WORK TO DO:
Output every entry exactly as written, skipping any pictures.

LISTING:
* * * * *
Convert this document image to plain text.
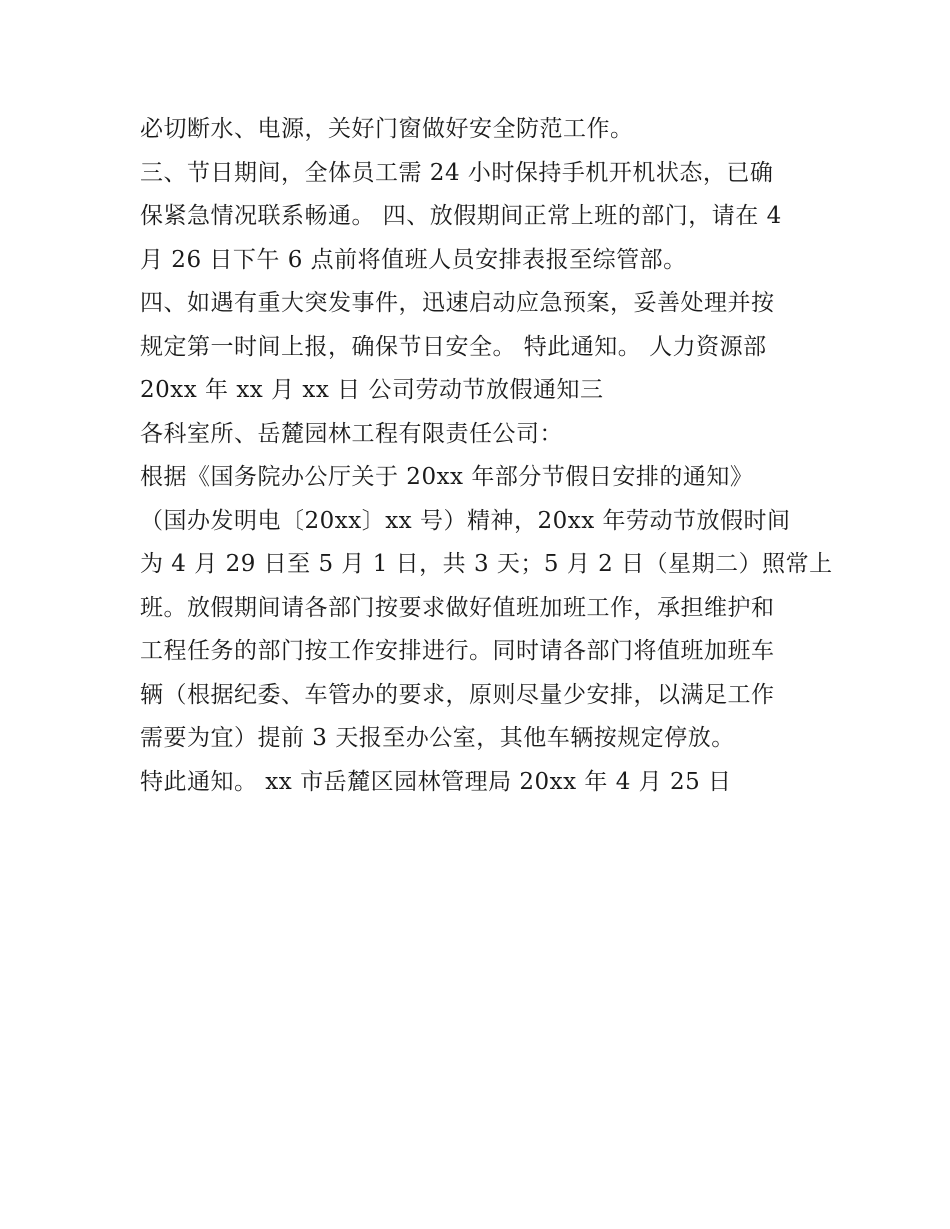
必切断水、电源，关好门窗做好安全防范工作。
三、节日期间，全体员工需 24 小时保持手机开机状态，已确
保紧急情况联系畅通。 四、放假期间正常上班的部门，请在 4
月 26 日下午 6 点前将值班人员安排表报至综管部。
四、如遇有重大突发事件，迅速启动应急预案，妥善处理并按
规定第一时间上报，确保节日安全。 特此通知。 人力资源部
20xx 年 xx 月 xx 日 公司劳动节放假通知三
各科室所、岳麓园林工程有限责任公司：
根据《国务院办公厅关于 20xx 年部分节假日安排的通知》
（国办发明电〔20xx〕xx 号）精神，20xx 年劳动节放假时间
为 4 月 29 日至 5 月 1 日，共 3 天；5 月 2 日（星期二）照常上
班。放假期间请各部门按要求做好值班加班工作，承担维护和
工程任务的部门按工作安排进行。同时请各部门将值班加班车
辆（根据纪委、车管办的要求，原则尽量少安排，以满足工作
需要为宜）提前 3 天报至办公室，其他车辆按规定停放。
特此通知。 xx 市岳麓区园林管理局 20xx 年 4 月 25 日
* * * * *
EXERCISE SOLUTION:
Convert this document image to plain text.
必切断水、电源，关好门窗做好安全防范工作。
三、节日期间，全体员工需 24 小时保持手机开机状态，已确
保紧急情况联系畅通。 四、放假期间正常上班的部门，请在 4
月 26 日下午 6 点前将值班人员安排表报至综管部。
四、如遇有重大突发事件，迅速启动应急预案，妥善处理并按
规定第一时间上报，确保节日安全。 特此通知。 人力资源部
20xx 年 xx 月 xx 日 公司劳动节放假通知三
各科室所、岳麓园林工程有限责任公司：
根据《国务院办公厅关于 20xx 年部分节假日安排的通知》
（国办发明电〔20xx〕xx 号）精神，20xx 年劳动节放假时间
为 4 月 29 日至 5 月 1 日，共 3 天；5 月 2 日（星期二）照常上
班。放假期间请各部门按要求做好值班加班工作，承担维护和
工程任务的部门按工作安排进行。同时请各部门将值班加班车
辆（根据纪委、车管办的要求，原则尽量少安排，以满足工作
需要为宜）提前 3 天报至办公室，其他车辆按规定停放。
特此通知。 xx 市岳麓区园林管理局 20xx 年 4 月 25 日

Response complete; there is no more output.